§ WHAT YOU WILL DO
Transcribe the full listing below exactly.

:: STORED DATA

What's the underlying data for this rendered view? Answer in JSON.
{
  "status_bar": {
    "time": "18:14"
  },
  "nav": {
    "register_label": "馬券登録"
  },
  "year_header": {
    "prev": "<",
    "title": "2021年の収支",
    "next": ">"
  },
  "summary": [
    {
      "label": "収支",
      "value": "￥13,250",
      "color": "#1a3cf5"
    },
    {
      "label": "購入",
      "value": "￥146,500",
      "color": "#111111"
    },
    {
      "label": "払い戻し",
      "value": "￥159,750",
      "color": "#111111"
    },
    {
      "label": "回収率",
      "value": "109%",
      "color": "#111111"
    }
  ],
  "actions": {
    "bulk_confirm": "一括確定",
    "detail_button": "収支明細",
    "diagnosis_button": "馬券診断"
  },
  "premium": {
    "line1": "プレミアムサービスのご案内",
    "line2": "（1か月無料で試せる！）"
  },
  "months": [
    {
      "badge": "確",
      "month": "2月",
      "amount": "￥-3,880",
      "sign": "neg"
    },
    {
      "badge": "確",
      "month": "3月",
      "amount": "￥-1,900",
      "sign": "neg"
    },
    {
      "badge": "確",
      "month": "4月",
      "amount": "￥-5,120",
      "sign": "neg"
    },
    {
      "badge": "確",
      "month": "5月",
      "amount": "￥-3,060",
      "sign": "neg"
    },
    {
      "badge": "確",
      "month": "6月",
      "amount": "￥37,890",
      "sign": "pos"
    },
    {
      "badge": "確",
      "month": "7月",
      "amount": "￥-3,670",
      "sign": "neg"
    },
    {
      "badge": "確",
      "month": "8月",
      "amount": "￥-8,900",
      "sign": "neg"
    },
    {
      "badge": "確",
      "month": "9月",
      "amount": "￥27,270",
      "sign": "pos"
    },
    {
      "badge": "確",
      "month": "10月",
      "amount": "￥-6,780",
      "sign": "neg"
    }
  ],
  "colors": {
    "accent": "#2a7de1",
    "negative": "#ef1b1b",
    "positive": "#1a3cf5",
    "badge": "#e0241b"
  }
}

::::

§ OUTPUT BELOW
What's the underlying data for this rendered view? Answer in JSON.
{
  "status_bar": {
    "time": "18:14"
  },
  "nav": {
    "register_label": "馬券登録"
  },
  "year_header": {
    "prev": "<",
    "title": "2021年の収支",
    "next": ">"
  },
  "summary": [
    {
      "label": "収支",
      "value": "￥13,250",
      "color": "#1a3cf5"
    },
    {
      "label": "購入",
      "value": "￥146,500",
      "color": "#111111"
    },
    {
      "label": "払い戻し",
      "value": "￥159,750",
      "color": "#111111"
    },
    {
      "label": "回収率",
      "value": "109%",
      "color": "#111111"
    }
  ],
  "actions": {
    "bulk_confirm": "一括確定",
    "detail_button": "収支明細",
    "diagnosis_button": "馬券診断"
  },
  "premium": {
    "line1": "プレミアムサービスのご案内",
    "line2": "（1か月無料で試せる！）"
  },
  "months": [
    {
      "badge": "確",
      "month": "2月",
      "amount": "￥-3,880",
      "sign": "neg"
    },
    {
      "badge": "確",
      "month": "3月",
      "amount": "￥-1,900",
      "sign": "neg"
    },
    {
      "badge": "確",
      "month": "4月",
      "amount": "￥-5,120",
      "sign": "neg"
    },
    {
      "badge": "確",
      "month": "5月",
      "amount": "￥-3,060",
      "sign": "neg"
    },
    {
      "badge": "確",
      "month": "6月",
      "amount": "￥37,890",
      "sign": "pos"
    },
    {
      "badge": "確",
      "month": "7月",
      "amount": "￥-3,670",
      "sign": "neg"
    },
    {
      "badge": "確",
      "month": "8月",
      "amount": "￥-8,900",
      "sign": "neg"
    },
    {
      "badge": "確",
      "month": "9月",
      "amount": "￥27,270",
      "sign": "pos"
    },
    {
      "badge": "確",
      "month": "10月",
      "amount": "￥-6,780",
      "sign": "neg"
    }
  ],
  "colors": {
    "accent": "#2a7de1",
    "negative": "#ef1b1b",
    "positive": "#1a3cf5",
    "badge": "#e0241b"
  }
}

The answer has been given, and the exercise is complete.